[Items from a document page collection]
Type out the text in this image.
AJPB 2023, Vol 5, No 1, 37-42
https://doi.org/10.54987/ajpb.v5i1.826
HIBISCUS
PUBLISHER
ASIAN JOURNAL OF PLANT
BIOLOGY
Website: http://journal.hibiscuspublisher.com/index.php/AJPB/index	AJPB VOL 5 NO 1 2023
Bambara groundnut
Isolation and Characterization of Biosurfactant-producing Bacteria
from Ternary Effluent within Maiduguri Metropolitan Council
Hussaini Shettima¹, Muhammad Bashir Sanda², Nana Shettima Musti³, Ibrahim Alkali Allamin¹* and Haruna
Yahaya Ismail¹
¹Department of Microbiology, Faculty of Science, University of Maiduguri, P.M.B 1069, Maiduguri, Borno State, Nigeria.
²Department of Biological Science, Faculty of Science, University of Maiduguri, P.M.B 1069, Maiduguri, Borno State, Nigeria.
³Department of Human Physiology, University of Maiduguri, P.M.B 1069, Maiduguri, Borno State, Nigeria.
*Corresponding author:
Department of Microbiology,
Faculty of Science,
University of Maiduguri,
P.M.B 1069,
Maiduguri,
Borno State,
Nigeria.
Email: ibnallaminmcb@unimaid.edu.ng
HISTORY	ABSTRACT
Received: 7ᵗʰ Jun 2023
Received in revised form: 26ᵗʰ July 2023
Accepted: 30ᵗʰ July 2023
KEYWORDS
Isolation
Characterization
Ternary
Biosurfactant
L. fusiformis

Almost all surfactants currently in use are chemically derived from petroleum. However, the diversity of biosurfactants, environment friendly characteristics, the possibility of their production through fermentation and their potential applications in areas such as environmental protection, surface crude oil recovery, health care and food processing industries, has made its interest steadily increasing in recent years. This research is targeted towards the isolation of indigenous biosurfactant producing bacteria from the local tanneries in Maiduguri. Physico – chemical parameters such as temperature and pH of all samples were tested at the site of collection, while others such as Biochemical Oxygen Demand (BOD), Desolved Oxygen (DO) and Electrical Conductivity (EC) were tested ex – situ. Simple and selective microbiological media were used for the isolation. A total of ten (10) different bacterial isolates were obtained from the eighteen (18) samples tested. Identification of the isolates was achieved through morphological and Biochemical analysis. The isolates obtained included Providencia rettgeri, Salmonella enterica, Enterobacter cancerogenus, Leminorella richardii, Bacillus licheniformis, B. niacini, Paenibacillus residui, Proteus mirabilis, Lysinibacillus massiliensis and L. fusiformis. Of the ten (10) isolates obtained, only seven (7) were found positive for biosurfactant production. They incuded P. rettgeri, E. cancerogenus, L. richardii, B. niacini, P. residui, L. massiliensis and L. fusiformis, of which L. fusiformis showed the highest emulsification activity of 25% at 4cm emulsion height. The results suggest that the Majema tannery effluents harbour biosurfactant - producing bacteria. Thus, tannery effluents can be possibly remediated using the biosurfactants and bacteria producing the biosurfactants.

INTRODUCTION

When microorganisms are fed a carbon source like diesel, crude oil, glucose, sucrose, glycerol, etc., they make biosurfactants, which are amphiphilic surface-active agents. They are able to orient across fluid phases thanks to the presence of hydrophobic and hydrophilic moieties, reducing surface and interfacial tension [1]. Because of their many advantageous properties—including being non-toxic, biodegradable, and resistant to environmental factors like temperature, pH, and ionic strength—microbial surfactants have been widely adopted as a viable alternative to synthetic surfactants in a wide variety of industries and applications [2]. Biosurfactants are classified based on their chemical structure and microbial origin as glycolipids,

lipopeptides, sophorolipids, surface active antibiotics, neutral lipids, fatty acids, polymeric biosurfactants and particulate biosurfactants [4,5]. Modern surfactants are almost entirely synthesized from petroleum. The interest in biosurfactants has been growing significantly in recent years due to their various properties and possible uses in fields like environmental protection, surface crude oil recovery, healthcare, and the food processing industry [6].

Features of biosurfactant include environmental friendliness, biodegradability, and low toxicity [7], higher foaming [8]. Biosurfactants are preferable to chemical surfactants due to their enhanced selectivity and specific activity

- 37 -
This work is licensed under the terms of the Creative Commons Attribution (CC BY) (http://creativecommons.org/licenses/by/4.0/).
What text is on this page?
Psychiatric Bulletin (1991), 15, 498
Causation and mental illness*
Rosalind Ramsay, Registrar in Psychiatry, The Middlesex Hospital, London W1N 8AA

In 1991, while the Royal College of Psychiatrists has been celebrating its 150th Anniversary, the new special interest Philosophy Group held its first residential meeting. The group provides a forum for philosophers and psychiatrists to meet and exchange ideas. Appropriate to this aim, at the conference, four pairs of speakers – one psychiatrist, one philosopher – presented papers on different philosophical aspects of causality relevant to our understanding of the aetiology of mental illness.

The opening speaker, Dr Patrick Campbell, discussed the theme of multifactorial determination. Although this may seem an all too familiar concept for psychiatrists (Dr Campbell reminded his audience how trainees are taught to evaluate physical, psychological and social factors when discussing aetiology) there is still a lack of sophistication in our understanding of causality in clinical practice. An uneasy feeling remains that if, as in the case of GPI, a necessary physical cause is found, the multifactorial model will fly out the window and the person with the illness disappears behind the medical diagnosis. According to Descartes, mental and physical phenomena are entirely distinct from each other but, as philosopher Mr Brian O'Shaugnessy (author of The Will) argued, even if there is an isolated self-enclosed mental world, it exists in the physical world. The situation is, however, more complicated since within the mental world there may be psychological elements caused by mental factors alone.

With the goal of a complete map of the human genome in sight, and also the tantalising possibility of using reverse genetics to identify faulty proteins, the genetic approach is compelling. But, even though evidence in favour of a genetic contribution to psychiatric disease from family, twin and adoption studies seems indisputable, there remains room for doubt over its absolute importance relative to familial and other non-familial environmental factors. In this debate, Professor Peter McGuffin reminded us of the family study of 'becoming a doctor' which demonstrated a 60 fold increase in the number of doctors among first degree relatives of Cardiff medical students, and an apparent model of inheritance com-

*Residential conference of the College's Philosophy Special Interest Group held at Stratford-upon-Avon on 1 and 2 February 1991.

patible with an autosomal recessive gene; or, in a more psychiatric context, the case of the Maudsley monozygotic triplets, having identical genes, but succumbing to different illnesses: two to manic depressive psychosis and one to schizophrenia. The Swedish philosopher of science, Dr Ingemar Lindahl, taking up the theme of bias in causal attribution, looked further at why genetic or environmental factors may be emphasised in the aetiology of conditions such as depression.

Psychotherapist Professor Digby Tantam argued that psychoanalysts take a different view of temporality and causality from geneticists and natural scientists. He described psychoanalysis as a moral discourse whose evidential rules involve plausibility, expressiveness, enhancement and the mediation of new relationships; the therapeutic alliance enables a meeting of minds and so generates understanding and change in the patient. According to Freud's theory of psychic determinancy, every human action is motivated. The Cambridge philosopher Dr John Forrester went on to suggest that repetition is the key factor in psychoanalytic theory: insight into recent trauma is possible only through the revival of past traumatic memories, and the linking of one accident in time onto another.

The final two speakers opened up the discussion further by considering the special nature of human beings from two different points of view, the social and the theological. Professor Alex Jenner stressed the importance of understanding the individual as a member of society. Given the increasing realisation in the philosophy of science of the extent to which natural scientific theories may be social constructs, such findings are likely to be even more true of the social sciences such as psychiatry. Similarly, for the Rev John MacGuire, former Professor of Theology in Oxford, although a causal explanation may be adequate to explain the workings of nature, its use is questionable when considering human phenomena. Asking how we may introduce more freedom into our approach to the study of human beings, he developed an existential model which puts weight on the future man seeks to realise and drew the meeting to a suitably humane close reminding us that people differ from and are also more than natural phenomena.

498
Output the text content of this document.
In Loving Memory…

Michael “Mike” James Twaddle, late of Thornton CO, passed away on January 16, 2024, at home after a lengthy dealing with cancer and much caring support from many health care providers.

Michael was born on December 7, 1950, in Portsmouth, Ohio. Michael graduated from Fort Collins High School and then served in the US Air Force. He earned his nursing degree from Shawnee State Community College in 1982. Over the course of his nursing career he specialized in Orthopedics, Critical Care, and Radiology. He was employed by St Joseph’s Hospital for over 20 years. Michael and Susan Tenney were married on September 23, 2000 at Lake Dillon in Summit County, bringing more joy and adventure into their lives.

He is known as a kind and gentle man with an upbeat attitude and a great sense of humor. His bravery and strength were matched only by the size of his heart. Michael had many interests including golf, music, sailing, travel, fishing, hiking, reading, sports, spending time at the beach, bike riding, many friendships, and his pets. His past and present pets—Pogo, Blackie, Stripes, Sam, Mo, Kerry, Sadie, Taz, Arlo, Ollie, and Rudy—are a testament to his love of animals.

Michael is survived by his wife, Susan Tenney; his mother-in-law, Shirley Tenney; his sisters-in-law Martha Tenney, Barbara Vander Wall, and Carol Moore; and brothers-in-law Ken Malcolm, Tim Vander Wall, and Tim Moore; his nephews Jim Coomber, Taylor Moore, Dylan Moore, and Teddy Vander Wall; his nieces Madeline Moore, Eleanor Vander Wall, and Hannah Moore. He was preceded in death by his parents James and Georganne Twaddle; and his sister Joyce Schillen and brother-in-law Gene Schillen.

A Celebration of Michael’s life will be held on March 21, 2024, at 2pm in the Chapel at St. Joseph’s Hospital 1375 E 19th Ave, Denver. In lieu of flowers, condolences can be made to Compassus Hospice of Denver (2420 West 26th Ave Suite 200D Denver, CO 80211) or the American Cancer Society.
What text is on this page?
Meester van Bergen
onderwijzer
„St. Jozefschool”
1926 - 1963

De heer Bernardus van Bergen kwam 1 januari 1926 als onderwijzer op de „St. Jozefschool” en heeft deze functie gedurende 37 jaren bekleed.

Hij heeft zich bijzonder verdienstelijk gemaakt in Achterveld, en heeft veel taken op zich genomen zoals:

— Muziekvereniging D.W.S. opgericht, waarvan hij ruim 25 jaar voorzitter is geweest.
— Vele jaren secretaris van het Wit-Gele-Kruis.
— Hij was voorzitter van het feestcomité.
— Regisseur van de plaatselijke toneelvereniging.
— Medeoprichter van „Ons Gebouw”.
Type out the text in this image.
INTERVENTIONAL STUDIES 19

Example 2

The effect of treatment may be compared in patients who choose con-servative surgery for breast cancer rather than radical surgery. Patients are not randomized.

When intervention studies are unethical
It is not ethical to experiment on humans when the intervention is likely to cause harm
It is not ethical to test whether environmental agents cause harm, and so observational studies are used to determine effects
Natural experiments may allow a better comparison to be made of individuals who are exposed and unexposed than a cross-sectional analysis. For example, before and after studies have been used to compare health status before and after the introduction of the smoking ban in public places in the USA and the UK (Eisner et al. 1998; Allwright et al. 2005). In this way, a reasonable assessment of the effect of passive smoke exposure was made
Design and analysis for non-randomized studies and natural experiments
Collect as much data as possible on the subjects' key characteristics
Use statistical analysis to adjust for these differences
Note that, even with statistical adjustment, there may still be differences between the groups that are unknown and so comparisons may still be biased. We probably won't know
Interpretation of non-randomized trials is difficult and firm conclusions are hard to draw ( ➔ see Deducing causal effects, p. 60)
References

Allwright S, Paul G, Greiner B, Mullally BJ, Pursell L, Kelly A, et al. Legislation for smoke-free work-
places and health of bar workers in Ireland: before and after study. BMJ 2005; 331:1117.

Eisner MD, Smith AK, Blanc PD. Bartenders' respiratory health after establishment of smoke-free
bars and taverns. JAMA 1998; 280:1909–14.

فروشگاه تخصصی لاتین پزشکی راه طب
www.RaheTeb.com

=== PROBLEM DESCRIPTION ===
Lines in the records above that carry the word "State" are to be located and copied.

=== TASK RESULT ===
¹Department of Microbiology, Faculty of Science, University of Maiduguri, P.M.B 1069, Maiduguri, Borno State, Nigeria.
²Department of Biological Science, Faculty of Science, University of Maiduguri, P.M.B 1069, Maiduguri, Borno State, Nigeria.
³Department of Human Physiology, University of Maiduguri, P.M.B 1069, Maiduguri, Borno State, Nigeria.
Borno State,
Michael was born on December 7, 1950, in Portsmouth, Ohio. Michael graduated from Fort Collins High School and then served in the US Air Force. He earned his nursing degree from Shawnee State Community College in 1982. Over the course of his nursing career he specialized in Orthopedics, Critical Care, and Radiology. He was employed by St Joseph’s Hospital for over 20 years. Michael and Susan Tenney were married on September 23, 2000 at Lake Dillon in Summit County, bringing more joy and adventure into their lives.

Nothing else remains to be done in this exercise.